(WHAT IS EXPECTED)
For the material that follows, list every line containing the word "minutes".

Stored data:

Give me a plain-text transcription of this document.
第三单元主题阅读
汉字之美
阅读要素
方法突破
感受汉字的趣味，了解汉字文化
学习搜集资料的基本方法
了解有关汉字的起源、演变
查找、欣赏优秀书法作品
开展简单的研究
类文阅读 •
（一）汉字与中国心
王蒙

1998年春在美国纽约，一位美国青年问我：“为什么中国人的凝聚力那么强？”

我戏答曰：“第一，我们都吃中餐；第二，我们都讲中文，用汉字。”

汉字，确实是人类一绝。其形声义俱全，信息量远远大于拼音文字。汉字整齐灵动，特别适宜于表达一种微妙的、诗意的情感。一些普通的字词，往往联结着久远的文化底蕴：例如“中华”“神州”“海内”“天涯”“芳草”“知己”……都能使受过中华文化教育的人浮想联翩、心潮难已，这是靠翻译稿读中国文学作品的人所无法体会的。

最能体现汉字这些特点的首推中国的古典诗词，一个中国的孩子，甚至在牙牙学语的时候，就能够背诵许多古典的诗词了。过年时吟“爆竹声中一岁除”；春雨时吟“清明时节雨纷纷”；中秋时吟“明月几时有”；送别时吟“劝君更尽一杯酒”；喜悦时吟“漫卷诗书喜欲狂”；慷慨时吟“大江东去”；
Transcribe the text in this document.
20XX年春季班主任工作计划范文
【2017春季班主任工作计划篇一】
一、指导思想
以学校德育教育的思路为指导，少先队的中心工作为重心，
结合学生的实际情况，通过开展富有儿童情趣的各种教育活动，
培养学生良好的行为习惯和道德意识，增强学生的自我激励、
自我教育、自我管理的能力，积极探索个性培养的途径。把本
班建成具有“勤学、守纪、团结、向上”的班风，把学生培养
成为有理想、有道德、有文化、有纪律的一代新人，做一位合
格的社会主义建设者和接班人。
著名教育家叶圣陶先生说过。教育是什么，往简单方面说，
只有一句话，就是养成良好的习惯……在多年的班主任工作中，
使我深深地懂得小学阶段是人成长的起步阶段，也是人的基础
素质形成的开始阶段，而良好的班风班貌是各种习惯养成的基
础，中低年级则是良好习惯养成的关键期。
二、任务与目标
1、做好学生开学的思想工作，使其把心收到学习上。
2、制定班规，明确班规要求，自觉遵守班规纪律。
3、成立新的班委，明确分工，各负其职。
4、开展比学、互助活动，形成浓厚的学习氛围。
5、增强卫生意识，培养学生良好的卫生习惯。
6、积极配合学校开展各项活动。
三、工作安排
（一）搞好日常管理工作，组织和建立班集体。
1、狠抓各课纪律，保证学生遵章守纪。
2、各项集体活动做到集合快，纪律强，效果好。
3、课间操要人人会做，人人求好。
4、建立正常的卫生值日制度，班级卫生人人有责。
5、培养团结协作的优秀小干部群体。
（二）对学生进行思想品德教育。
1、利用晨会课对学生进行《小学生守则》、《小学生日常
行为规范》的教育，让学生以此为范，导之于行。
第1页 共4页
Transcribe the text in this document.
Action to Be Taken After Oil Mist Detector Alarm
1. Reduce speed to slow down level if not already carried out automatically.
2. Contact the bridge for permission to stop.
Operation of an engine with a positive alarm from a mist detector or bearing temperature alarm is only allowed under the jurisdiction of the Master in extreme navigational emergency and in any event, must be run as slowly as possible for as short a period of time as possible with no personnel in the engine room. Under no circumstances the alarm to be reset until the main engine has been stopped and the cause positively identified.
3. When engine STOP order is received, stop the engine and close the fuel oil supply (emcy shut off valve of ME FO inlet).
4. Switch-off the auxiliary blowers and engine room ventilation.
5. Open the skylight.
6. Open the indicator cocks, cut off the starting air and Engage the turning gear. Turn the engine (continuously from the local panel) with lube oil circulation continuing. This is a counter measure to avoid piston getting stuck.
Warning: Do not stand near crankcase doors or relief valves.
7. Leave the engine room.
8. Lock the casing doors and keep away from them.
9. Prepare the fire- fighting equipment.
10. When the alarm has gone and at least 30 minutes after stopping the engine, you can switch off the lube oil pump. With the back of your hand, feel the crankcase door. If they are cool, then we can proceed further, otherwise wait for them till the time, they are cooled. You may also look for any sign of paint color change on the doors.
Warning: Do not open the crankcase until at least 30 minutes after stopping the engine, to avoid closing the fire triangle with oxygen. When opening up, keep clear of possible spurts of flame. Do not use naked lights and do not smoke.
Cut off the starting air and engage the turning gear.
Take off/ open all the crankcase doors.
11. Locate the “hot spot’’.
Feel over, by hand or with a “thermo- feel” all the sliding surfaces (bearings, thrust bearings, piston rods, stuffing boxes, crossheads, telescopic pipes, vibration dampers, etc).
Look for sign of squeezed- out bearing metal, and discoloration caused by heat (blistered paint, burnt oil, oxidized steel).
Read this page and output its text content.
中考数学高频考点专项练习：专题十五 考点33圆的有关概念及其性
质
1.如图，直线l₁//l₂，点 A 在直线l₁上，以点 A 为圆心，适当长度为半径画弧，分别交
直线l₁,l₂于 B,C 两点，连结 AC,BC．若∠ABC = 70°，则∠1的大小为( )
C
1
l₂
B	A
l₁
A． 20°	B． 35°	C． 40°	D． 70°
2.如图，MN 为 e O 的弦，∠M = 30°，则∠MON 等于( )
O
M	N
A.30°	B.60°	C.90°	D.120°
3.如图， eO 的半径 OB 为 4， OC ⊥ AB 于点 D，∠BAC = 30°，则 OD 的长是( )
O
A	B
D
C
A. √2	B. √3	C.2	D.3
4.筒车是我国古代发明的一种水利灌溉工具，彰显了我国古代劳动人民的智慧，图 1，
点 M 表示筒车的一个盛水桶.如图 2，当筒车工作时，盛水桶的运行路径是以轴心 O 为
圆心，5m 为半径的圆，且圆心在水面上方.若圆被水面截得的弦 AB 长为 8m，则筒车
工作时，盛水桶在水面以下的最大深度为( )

(REPLY)
10. When the alarm has gone and at least 30 minutes after stopping the engine, you can switch off the lube oil pump. With the back of your hand, feel the crankcase door. If they are cool, then we can proceed further, otherwise wait for them till the time, they are cooled. You may also look for any sign of paint color change on the doors.
Warning: Do not open the crankcase until at least 30 minutes after stopping the engine, to avoid closing the fire triangle with oxygen. When opening up, keep clear of possible spurts of flame. Do not use naked lights and do not smoke.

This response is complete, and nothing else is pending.